MATERIAL TO PROCESS ::
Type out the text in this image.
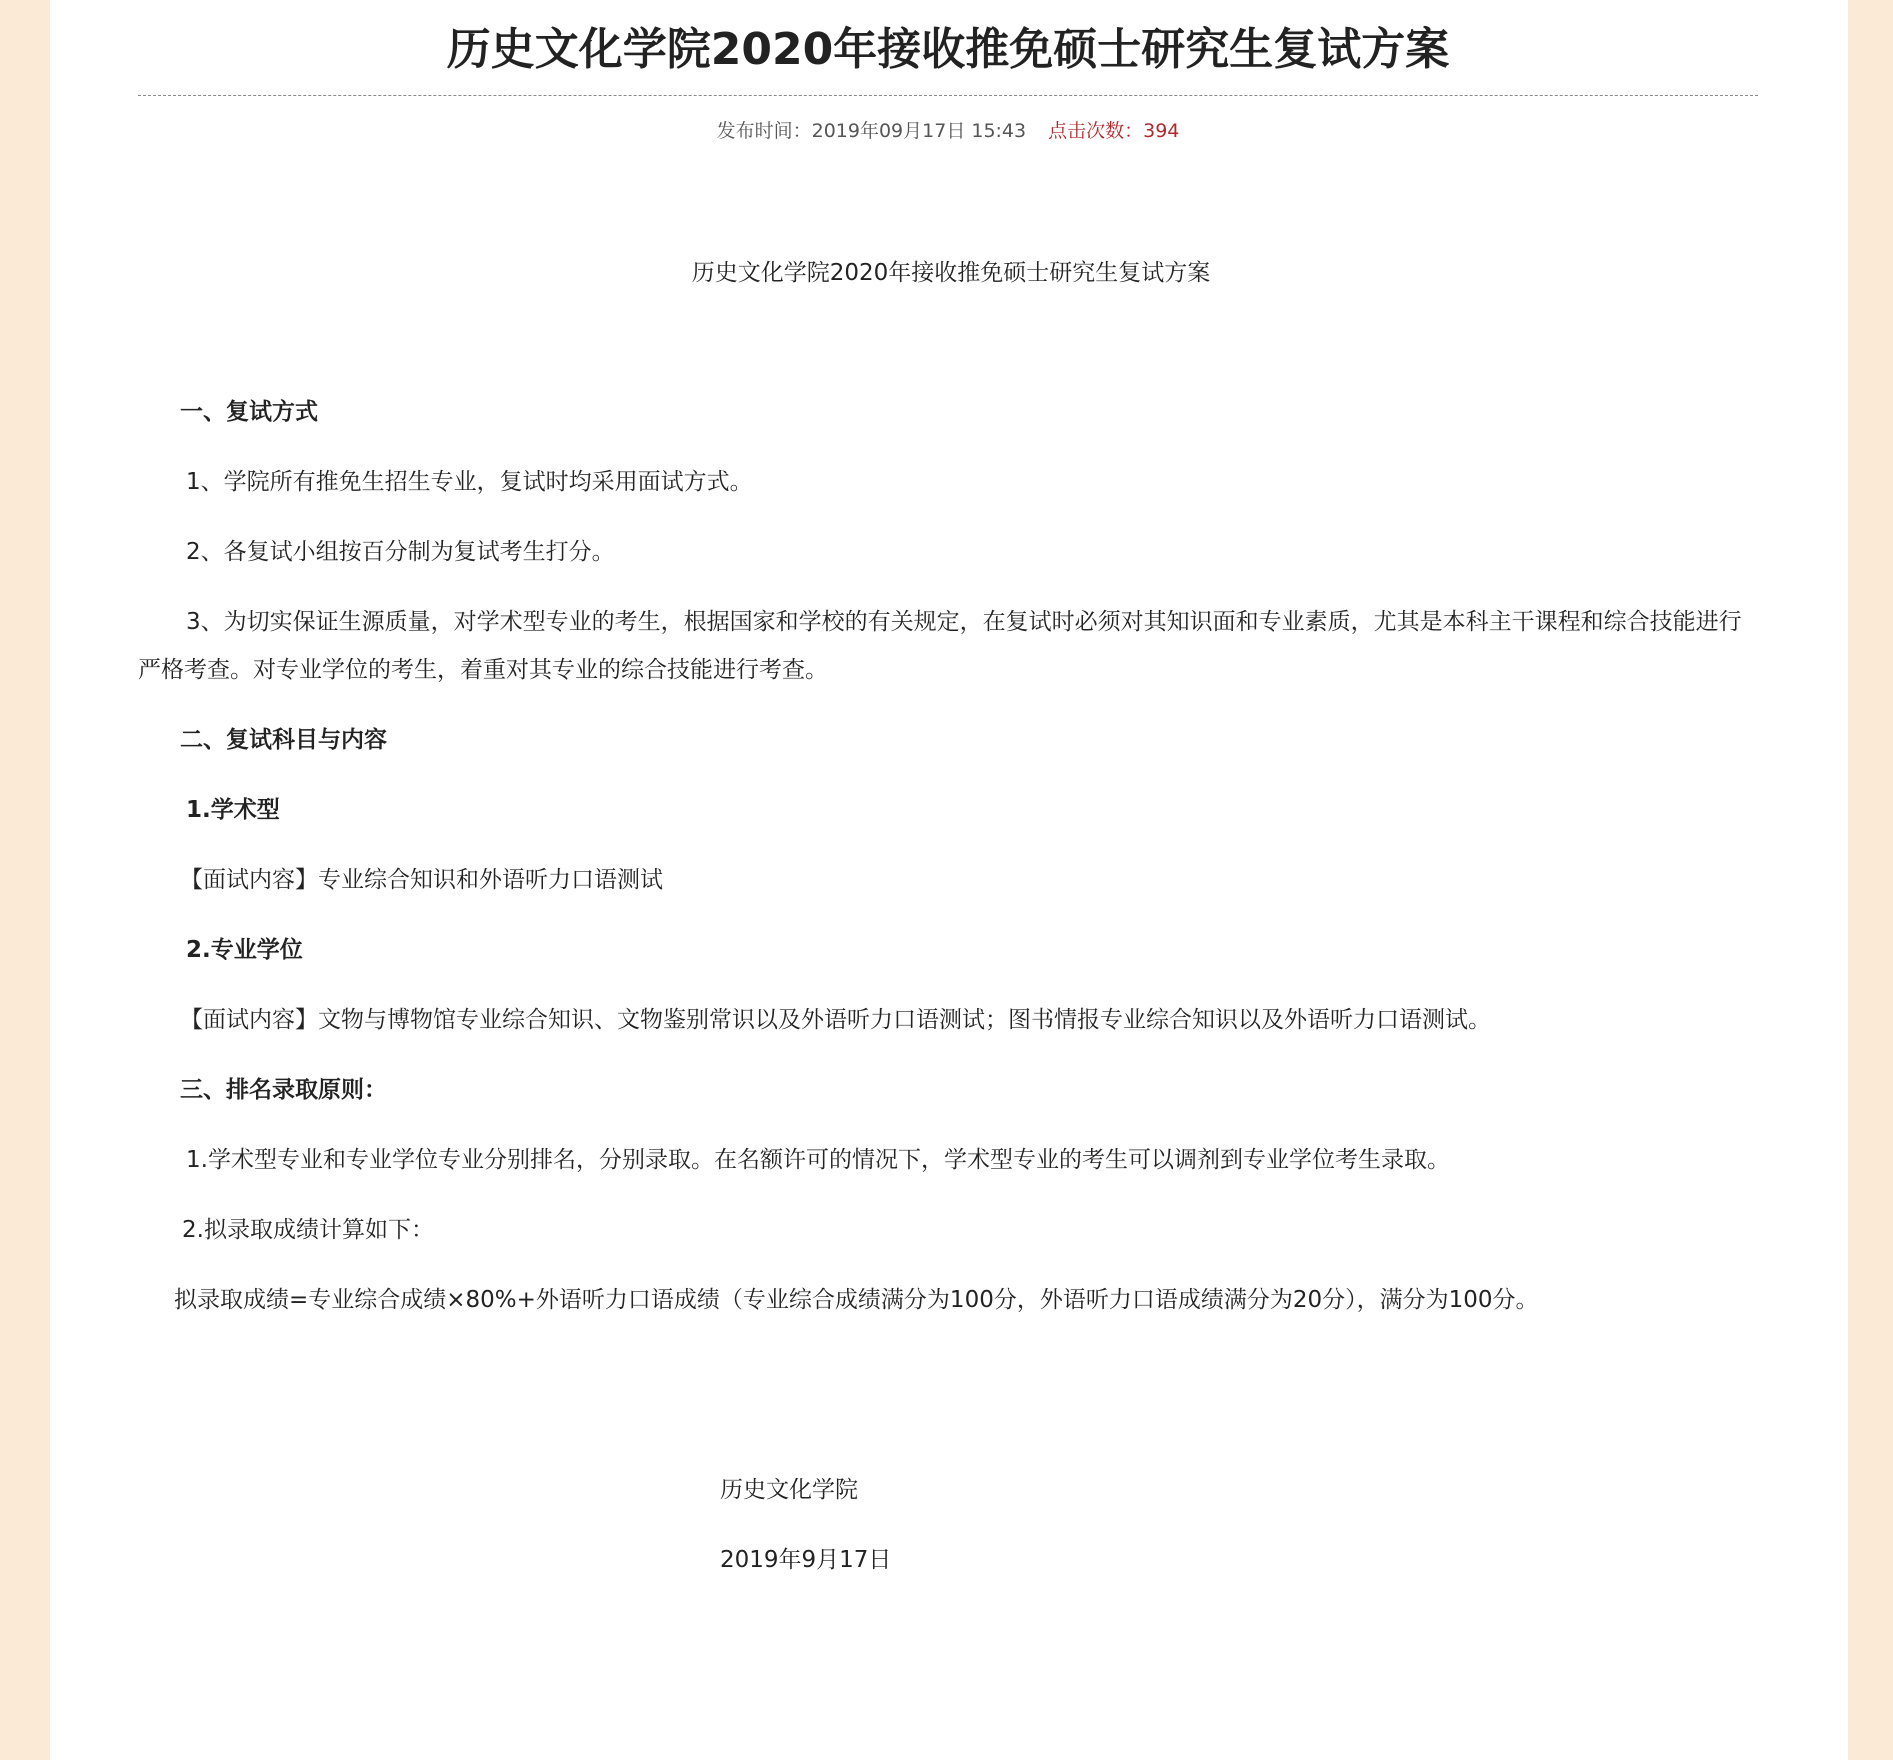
历史文化学院2020年接收推免硕士研究生复试方案
发布时间：2019年09月17日 15:43 点击次数：394

历史文化学院2020年接收推免硕士研究生复试方案

一、复试方式

1、学院所有推免生招生专业，复试时均采用面试方式。

2、各复试小组按百分制为复试考生打分。

3、为切实保证生源质量，对学术型专业的考生，根据国家和学校的有关规定，在复试时必须对其知识面和专业素质，尤其是本科主干课程和综合技能进行严格考查。对专业学位的考生，着重对其专业的综合技能进行考查。

二、复试科目与内容

1.学术型

【面试内容】专业综合知识和外语听力口语测试

2.专业学位

【面试内容】文物与博物馆专业综合知识、文物鉴别常识以及外语听力口语测试；图书情报专业综合知识以及外语听力口语测试。

三、排名录取原则：

1.学术型专业和专业学位专业分别排名，分别录取。在名额许可的情况下，学术型专业的考生可以调剂到专业学位考生录取。

2.拟录取成绩计算如下：

拟录取成绩=专业综合成绩×80%+外语听力口语成绩（专业综合成绩满分为100分，外语听力口语成绩满分为20分），满分为100分。

历史文化学院

2019年9月17日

STATED PROBLEM ::
Repeat all of the records verbatim, leaving out the pictures.

ANSWER ::
Type out the text in this image.
历史文化学院2020年接收推免硕士研究生复试方案
发布时间：2019年09月17日 15:43 点击次数：394

历史文化学院2020年接收推免硕士研究生复试方案

一、复试方式

1、学院所有推免生招生专业，复试时均采用面试方式。

2、各复试小组按百分制为复试考生打分。

3、为切实保证生源质量，对学术型专业的考生，根据国家和学校的有关规定，在复试时必须对其知识面和专业素质，尤其是本科主干课程和综合技能进行严格考查。对专业学位的考生，着重对其专业的综合技能进行考查。

二、复试科目与内容

1.学术型

【面试内容】专业综合知识和外语听力口语测试

2.专业学位

【面试内容】文物与博物馆专业综合知识、文物鉴别常识以及外语听力口语测试；图书情报专业综合知识以及外语听力口语测试。

三、排名录取原则：

1.学术型专业和专业学位专业分别排名，分别录取。在名额许可的情况下，学术型专业的考生可以调剂到专业学位考生录取。

2.拟录取成绩计算如下：

拟录取成绩=专业综合成绩×80%+外语听力口语成绩（专业综合成绩满分为100分，外语听力口语成绩满分为20分），满分为100分。

历史文化学院

2019年9月17日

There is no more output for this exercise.